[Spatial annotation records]
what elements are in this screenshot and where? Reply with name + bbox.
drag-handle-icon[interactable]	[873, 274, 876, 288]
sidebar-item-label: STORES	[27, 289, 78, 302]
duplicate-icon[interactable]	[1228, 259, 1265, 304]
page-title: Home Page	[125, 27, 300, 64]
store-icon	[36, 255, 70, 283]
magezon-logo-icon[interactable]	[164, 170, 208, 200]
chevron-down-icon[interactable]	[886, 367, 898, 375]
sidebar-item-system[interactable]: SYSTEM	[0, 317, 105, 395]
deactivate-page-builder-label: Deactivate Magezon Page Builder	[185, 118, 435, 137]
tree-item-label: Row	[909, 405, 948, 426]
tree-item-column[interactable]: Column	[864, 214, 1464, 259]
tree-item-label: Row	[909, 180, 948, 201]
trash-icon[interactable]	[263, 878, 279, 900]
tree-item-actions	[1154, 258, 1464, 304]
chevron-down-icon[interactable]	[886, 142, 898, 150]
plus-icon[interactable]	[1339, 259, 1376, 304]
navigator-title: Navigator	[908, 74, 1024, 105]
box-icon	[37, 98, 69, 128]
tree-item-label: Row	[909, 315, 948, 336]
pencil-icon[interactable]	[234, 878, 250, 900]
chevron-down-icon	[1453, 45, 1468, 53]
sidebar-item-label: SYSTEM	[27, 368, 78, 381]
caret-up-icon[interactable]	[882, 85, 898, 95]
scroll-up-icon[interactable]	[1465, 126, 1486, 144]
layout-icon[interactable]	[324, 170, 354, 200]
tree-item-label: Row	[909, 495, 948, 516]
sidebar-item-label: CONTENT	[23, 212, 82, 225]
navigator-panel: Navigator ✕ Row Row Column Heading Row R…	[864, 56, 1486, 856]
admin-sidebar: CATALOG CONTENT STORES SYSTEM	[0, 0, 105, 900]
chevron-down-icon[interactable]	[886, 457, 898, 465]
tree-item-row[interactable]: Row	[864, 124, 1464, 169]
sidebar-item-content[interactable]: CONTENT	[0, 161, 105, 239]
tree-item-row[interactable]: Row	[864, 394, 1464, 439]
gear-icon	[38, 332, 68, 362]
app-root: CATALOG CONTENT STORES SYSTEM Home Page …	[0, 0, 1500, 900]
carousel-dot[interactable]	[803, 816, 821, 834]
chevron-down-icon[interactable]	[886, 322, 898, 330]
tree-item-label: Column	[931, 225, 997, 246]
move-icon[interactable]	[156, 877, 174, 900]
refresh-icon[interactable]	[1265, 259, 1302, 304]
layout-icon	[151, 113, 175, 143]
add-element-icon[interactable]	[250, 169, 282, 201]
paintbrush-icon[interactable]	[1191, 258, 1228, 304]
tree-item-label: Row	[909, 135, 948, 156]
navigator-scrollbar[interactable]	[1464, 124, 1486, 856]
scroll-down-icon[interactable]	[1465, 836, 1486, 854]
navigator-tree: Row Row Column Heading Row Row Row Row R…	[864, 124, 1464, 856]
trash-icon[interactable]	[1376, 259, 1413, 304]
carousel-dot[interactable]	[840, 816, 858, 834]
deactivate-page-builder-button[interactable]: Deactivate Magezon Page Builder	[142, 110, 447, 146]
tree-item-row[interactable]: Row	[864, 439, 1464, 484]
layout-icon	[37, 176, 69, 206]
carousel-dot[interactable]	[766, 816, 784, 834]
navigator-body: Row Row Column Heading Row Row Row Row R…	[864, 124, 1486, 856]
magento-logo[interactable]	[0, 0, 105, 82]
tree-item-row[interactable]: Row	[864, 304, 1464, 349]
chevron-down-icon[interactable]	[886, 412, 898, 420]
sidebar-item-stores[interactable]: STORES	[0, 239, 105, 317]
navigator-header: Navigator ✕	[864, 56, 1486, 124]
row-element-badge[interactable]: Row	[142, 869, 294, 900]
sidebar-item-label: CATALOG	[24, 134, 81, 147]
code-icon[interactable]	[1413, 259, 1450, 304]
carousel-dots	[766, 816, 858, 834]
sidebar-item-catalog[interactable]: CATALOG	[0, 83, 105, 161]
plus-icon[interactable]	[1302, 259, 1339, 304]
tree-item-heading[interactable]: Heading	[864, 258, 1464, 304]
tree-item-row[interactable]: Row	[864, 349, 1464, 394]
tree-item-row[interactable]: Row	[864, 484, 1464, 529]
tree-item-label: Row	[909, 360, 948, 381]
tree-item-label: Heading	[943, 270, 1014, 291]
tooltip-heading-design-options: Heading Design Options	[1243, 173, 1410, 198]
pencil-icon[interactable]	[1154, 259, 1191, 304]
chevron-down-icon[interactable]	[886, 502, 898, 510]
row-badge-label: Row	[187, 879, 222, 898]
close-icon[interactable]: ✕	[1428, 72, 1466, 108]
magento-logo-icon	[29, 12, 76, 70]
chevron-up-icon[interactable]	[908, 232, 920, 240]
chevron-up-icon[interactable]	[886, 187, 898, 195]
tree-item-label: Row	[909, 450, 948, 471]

● What is needed: Lay out every row above as a numbered list, leaving out any blank lines.

● Response to the exercise:
1. what elements are in this screenshot and where? Reply with name + bbox.
2. drag-handle-icon[interactable]	[873, 274, 876, 288]
3. sidebar-item-label: STORES	[27, 289, 78, 302]
4. duplicate-icon[interactable]	[1228, 259, 1265, 304]
5. page-title: Home Page	[125, 27, 300, 64]
6. store-icon	[36, 255, 70, 283]
7. magezon-logo-icon[interactable]	[164, 170, 208, 200]
8. chevron-down-icon[interactable]	[886, 367, 898, 375]
9. sidebar-item-system[interactable]: SYSTEM	[0, 317, 105, 395]
10. deactivate-page-builder-label: Deactivate Magezon Page Builder	[185, 118, 435, 137]
11. tree-item-label: Row	[909, 405, 948, 426]
12. tree-item-column[interactable]: Column	[864, 214, 1464, 259]
13. tree-item-label: Row	[909, 180, 948, 201]
14. trash-icon[interactable]	[263, 878, 279, 900]
15. tree-item-actions	[1154, 258, 1464, 304]
16. chevron-down-icon[interactable]	[886, 142, 898, 150]
17. plus-icon[interactable]	[1339, 259, 1376, 304]
18. navigator-title: Navigator	[908, 74, 1024, 105]
19. box-icon	[37, 98, 69, 128]
20. tree-item-label: Row	[909, 315, 948, 336]
21. pencil-icon[interactable]	[234, 878, 250, 900]
22. chevron-down-icon	[1453, 45, 1468, 53]
23. sidebar-item-label: SYSTEM	[27, 368, 78, 381]
24. caret-up-icon[interactable]	[882, 85, 898, 95]
25. scroll-up-icon[interactable]	[1465, 126, 1486, 144]
26. layout-icon[interactable]	[324, 170, 354, 200]
27. tree-item-label: Row	[909, 495, 948, 516]
28. sidebar-item-label: CONTENT	[23, 212, 82, 225]
29. navigator-panel: Navigator ✕ Row Row Column Heading Row R…	[864, 56, 1486, 856]
30. admin-sidebar: CATALOG CONTENT STORES SYSTEM	[0, 0, 105, 900]
31. chevron-down-icon[interactable]	[886, 457, 898, 465]
32. tree-item-row[interactable]: Row	[864, 124, 1464, 169]
33. sidebar-item-content[interactable]: CONTENT	[0, 161, 105, 239]
34. tree-item-row[interactable]: Row	[864, 394, 1464, 439]
35. gear-icon	[38, 332, 68, 362]
36. app-root: CATALOG CONTENT STORES SYSTEM Home Page …	[0, 0, 1500, 900]
37. carousel-dot[interactable]	[803, 816, 821, 834]
38. chevron-down-icon[interactable]	[886, 322, 898, 330]
39. tree-item-label: Column	[931, 225, 997, 246]
40. move-icon[interactable]	[156, 877, 174, 900]
41. refresh-icon[interactable]	[1265, 259, 1302, 304]
42. layout-icon	[151, 113, 175, 143]
43. add-element-icon[interactable]	[250, 169, 282, 201]
44. paintbrush-icon[interactable]	[1191, 258, 1228, 304]
45. tree-item-label: Row	[909, 135, 948, 156]
46. navigator-scrollbar[interactable]	[1464, 124, 1486, 856]
47. scroll-down-icon[interactable]	[1465, 836, 1486, 854]
48. navigator-tree: Row Row Column Heading Row Row Row Row R…	[864, 124, 1464, 856]
49. trash-icon[interactable]	[1376, 259, 1413, 304]
50. carousel-dot[interactable]	[840, 816, 858, 834]
51. deactivate-page-builder-button[interactable]: Deactivate Magezon Page Builder	[142, 110, 447, 146]
52. tree-item-row[interactable]: Row	[864, 439, 1464, 484]
53. layout-icon	[37, 176, 69, 206]
54. carousel-dot[interactable]	[766, 816, 784, 834]
55. navigator-body: Row Row Column Heading Row Row Row Row R…	[864, 124, 1486, 856]
56. magento-logo[interactable]	[0, 0, 105, 82]
57. tree-item-row[interactable]: Row	[864, 304, 1464, 349]
58. chevron-down-icon[interactable]	[886, 412, 898, 420]
59. sidebar-item-stores[interactable]: STORES	[0, 239, 105, 317]
60. navigator-header: Navigator ✕	[864, 56, 1486, 124]
61. row-element-badge[interactable]: Row	[142, 869, 294, 900]
62. sidebar-item-label: CATALOG	[24, 134, 81, 147]
63. code-icon[interactable]	[1413, 259, 1450, 304]
64. carousel-dots	[766, 816, 858, 834]
65. sidebar-item-catalog[interactable]: CATALOG	[0, 83, 105, 161]
66. plus-icon[interactable]	[1302, 259, 1339, 304]
67. tree-item-heading[interactable]: Heading	[864, 258, 1464, 304]
68. tree-item-row[interactable]: Row	[864, 349, 1464, 394]
69. tree-item-row[interactable]: Row	[864, 484, 1464, 529]
70. tree-item-label: Row	[909, 360, 948, 381]
71. tree-item-label: Heading	[943, 270, 1014, 291]
72. tooltip-heading-design-options: Heading Design Options	[1243, 173, 1410, 198]
73. pencil-icon[interactable]	[1154, 259, 1191, 304]
74. chevron-down-icon[interactable]	[886, 502, 898, 510]
75. row-badge-label: Row	[187, 879, 222, 898]
76. close-icon[interactable]: ✕	[1428, 72, 1466, 108]
77. magento-logo-icon	[29, 12, 76, 70]
78. chevron-up-icon[interactable]	[908, 232, 920, 240]
79. chevron-up-icon[interactable]	[886, 187, 898, 195]
80. tree-item-label: Row	[909, 450, 948, 471]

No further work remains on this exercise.